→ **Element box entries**
===============
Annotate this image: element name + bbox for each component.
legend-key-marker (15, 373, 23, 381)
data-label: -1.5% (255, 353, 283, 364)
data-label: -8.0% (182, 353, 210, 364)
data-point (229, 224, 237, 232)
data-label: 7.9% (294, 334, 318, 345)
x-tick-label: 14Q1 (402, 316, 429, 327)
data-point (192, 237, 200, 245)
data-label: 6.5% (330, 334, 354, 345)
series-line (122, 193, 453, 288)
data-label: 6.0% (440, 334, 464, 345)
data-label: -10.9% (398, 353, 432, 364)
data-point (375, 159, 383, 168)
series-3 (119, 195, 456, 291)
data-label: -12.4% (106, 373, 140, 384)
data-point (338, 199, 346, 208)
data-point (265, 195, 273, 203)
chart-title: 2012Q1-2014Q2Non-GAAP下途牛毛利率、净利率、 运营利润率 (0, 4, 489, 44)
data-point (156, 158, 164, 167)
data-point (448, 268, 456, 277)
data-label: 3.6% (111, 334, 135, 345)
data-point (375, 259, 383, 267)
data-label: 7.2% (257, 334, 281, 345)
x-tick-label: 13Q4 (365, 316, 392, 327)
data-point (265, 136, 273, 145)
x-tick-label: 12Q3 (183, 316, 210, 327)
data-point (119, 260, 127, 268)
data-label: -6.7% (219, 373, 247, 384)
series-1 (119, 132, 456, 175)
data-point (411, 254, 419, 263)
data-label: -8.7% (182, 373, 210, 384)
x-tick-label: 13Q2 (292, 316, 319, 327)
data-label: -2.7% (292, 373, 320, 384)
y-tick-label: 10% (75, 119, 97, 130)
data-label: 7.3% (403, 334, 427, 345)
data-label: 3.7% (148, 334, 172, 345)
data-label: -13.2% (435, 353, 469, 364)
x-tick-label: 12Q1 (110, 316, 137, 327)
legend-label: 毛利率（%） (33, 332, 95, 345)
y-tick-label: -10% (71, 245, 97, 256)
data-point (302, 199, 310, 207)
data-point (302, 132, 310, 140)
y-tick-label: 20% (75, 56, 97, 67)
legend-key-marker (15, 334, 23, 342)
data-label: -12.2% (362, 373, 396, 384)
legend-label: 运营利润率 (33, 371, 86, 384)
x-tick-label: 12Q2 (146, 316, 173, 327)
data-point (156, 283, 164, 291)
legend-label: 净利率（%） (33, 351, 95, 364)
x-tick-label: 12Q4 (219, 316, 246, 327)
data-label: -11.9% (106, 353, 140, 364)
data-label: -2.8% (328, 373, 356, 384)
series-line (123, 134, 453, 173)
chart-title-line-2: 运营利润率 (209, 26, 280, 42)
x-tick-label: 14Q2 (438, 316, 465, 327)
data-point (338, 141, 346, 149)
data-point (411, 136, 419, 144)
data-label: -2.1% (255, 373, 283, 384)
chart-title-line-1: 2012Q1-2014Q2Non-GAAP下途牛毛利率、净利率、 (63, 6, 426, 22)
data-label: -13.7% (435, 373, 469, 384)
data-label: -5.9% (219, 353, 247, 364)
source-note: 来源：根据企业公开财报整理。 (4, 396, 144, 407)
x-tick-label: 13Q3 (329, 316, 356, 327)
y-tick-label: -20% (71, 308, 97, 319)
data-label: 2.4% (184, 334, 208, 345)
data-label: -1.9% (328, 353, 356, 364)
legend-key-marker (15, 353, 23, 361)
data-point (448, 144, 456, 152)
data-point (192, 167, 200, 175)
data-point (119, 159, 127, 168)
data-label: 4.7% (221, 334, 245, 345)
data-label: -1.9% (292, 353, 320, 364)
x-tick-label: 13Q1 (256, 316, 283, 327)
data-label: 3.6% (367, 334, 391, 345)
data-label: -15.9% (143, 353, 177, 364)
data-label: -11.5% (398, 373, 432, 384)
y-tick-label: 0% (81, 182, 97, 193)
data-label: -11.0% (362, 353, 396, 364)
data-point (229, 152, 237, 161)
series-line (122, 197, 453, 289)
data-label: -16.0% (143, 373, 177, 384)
===============
→ **Required task**
Rewrite the entries from the first line through the line containing "data-label: 6.0% (440, 334, 464, 345)", both ends included, as a JSON list of strings with one string per line and blank lines omitted.

→ **Output of the task**
[
  "Annotate this image: element name + bbox for each component.",
  "legend-key-marker (15, 373, 23, 381)",
  "data-label: -1.5% (255, 353, 283, 364)",
  "data-label: -8.0% (182, 353, 210, 364)",
  "data-point (229, 224, 237, 232)",
  "data-label: 7.9% (294, 334, 318, 345)",
  "x-tick-label: 14Q1 (402, 316, 429, 327)",
  "data-point (192, 237, 200, 245)",
  "data-label: 6.5% (330, 334, 354, 345)",
  "series-line (122, 193, 453, 288)",
  "data-label: 6.0% (440, 334, 464, 345)"
]